Job ▸
For every line in the records that has the word "познавательного", make a copy.

Input rows ▸
* start *

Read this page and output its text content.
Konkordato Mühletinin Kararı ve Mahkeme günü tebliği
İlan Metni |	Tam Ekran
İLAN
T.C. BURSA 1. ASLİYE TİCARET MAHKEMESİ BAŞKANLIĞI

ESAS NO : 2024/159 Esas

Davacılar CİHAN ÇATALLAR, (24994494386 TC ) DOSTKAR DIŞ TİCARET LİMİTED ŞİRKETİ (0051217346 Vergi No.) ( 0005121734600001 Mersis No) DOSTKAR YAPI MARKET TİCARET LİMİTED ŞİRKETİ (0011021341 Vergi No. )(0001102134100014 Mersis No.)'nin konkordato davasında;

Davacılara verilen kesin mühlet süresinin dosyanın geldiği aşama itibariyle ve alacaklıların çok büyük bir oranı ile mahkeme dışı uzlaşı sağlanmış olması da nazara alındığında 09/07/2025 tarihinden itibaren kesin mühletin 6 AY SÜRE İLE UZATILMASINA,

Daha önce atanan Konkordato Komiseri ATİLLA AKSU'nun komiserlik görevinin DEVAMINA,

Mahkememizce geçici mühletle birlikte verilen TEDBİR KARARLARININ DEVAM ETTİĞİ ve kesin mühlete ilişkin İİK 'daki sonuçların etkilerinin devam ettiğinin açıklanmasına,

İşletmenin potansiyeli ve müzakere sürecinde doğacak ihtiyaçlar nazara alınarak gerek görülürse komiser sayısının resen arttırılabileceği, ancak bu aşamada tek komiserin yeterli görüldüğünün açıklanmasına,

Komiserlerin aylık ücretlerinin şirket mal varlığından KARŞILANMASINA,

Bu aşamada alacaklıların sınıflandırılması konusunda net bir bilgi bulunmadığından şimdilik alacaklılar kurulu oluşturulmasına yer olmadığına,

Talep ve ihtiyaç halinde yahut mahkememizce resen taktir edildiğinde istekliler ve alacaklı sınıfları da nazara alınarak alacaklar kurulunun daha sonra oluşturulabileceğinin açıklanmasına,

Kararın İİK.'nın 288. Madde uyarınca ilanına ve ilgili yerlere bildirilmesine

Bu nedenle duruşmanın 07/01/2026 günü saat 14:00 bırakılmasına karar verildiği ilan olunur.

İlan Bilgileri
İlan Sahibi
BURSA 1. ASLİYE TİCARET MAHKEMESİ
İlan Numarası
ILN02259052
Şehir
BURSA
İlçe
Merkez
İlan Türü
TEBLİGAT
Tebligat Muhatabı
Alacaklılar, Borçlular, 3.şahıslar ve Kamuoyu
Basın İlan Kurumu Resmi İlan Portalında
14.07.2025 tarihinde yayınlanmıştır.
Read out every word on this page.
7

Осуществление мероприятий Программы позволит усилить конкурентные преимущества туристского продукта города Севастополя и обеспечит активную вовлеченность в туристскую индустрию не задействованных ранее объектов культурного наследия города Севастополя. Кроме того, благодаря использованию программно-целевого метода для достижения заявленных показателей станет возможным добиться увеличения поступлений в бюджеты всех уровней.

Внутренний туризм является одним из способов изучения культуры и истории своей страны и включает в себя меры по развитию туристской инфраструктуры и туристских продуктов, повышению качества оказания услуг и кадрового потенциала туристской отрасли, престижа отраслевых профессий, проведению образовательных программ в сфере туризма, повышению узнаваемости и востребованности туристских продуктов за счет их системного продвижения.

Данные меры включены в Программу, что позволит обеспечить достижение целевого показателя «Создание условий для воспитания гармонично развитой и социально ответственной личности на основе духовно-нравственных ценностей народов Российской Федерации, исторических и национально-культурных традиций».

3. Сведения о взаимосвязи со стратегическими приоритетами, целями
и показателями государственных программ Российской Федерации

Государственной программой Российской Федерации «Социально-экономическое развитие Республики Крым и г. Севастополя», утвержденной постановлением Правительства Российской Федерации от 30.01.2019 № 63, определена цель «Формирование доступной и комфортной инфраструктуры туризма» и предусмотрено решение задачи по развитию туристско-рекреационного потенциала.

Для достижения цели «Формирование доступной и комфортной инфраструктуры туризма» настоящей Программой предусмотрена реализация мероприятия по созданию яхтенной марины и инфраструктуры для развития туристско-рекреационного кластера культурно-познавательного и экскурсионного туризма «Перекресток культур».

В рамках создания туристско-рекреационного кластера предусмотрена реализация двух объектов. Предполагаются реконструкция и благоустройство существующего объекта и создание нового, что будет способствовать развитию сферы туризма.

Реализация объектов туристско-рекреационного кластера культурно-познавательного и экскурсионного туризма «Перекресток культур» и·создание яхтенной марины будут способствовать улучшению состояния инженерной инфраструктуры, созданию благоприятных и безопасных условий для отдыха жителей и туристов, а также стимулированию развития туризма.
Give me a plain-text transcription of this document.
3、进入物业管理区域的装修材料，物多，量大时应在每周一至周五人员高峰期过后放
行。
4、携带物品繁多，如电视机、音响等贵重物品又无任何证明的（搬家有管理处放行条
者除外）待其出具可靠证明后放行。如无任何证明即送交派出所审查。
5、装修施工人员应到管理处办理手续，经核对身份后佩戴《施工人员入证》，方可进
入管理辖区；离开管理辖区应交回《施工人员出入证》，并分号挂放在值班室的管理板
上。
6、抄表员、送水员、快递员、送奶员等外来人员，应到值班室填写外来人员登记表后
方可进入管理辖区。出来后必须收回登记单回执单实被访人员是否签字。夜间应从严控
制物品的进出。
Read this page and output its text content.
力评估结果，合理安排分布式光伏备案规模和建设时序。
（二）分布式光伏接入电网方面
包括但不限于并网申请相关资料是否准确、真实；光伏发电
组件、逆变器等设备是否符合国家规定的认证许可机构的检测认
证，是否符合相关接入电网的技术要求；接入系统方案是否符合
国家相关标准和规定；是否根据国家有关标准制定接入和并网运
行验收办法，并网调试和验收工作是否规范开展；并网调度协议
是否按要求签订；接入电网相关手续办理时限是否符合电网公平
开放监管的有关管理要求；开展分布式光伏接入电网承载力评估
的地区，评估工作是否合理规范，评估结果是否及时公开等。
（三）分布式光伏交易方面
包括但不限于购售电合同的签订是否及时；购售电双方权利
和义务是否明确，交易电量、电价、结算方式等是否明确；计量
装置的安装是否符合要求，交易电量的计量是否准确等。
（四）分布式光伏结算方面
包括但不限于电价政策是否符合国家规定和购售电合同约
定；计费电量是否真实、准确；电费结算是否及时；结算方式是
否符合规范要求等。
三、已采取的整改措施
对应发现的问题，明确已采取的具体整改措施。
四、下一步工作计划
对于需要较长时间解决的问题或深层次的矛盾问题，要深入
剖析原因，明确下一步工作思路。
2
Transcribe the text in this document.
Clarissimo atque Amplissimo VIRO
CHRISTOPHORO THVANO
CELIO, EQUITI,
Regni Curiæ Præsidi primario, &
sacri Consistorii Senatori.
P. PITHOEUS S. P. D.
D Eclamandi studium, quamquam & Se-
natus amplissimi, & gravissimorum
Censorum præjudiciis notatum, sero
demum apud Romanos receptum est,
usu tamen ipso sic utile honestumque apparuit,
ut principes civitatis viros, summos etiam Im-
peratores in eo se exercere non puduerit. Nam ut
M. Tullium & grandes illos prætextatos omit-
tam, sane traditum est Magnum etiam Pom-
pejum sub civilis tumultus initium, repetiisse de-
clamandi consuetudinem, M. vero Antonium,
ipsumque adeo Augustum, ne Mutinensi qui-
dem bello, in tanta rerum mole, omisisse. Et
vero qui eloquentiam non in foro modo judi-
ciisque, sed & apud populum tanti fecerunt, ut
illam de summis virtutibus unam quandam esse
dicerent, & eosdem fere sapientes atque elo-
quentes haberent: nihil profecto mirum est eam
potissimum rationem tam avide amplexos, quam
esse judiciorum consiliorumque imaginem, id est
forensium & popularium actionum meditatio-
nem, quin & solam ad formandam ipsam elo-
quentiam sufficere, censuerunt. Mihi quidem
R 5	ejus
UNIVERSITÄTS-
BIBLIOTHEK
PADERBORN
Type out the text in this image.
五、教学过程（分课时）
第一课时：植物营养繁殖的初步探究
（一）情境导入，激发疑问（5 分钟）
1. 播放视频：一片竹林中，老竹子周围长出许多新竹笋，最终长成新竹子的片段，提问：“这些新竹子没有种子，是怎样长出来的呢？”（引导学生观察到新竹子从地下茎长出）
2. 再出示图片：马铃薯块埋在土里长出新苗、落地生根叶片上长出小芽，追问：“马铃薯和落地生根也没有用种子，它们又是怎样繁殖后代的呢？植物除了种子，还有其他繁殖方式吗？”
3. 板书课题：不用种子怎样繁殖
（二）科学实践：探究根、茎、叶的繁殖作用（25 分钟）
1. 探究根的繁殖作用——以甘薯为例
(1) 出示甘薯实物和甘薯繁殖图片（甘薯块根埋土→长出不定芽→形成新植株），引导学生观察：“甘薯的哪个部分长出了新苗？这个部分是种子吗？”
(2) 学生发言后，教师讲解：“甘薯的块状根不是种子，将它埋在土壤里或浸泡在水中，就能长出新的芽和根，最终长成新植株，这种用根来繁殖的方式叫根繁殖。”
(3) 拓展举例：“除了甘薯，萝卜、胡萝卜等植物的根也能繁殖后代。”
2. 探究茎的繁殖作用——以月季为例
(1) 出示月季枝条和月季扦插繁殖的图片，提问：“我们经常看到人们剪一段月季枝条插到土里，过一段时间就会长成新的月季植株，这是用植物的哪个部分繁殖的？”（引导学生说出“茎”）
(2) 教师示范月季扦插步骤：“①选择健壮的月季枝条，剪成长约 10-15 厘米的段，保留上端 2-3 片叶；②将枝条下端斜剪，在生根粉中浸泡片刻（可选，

* end *

The output ▸
Для достижения цели «Формирование доступной и комфортной инфраструктуры туризма» настоящей Программой предусмотрена реализация мероприятия по созданию яхтенной марины и инфраструктуры для развития туристско-рекреационного кластера культурно-познавательного и экскурсионного туризма «Перекресток культур».
Реализация объектов туристско-рекреационного кластера культурно-познавательного и экскурсионного туризма «Перекресток культур» и·создание яхтенной марины будут способствовать улучшению состояния инженерной инфраструктуры, созданию благоприятных и безопасных условий для отдыха жителей и туристов, а также стимулированию развития туризма.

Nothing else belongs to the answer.